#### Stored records
◆ ◆ ◆ ◆
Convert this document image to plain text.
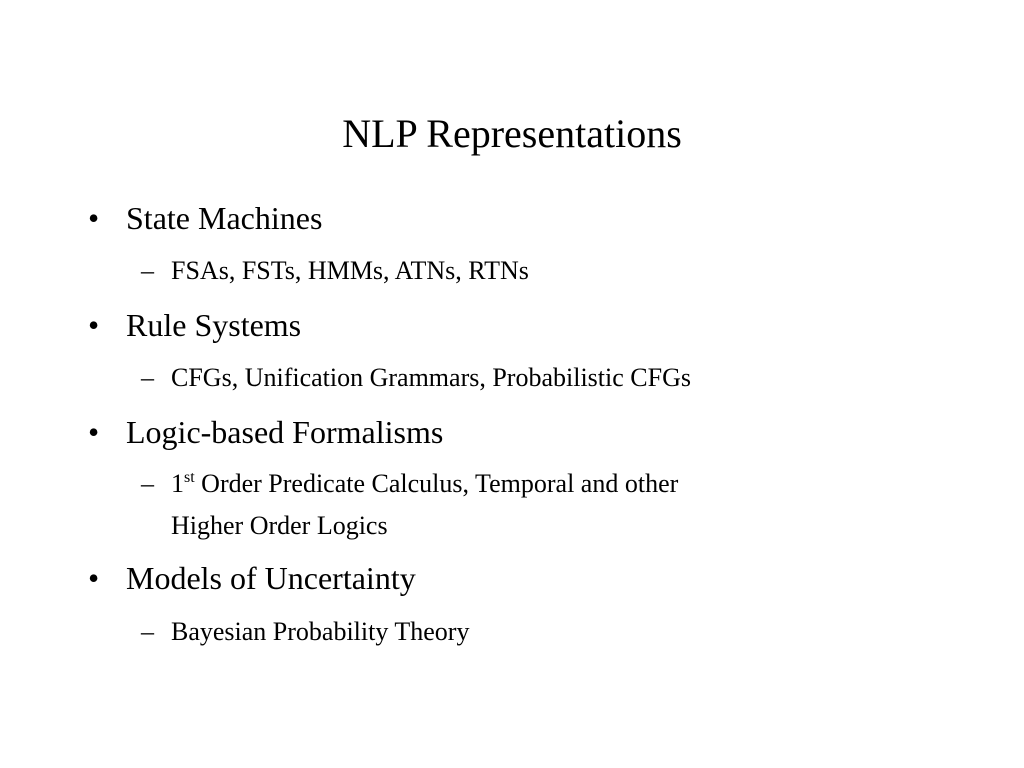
NLP Representations
• State Machines
– FSAs, FSTs, HMMs, ATNs, RTNs
• Rule Systems
– CFGs, Unification Grammars, Probabilistic CFGs
• Logic-based Formalisms
– 1st Order Predicate Calculus, Temporal and other
Higher Order Logics
• Models of Uncertainty
– Bayesian Probability Theory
◆ ◆ ◆ ◆
#### REQUEST
Give every line back word for word and leave the pictures out.

#### WRITTEN REPLY
Convert this document image to plain text.
NLP Representations
• State Machines
– FSAs, FSTs, HMMs, ATNs, RTNs
• Rule Systems
– CFGs, Unification Grammars, Probabilistic CFGs
• Logic-based Formalisms
– 1st Order Predicate Calculus, Temporal and other
Higher Order Logics
• Models of Uncertainty
– Bayesian Probability Theory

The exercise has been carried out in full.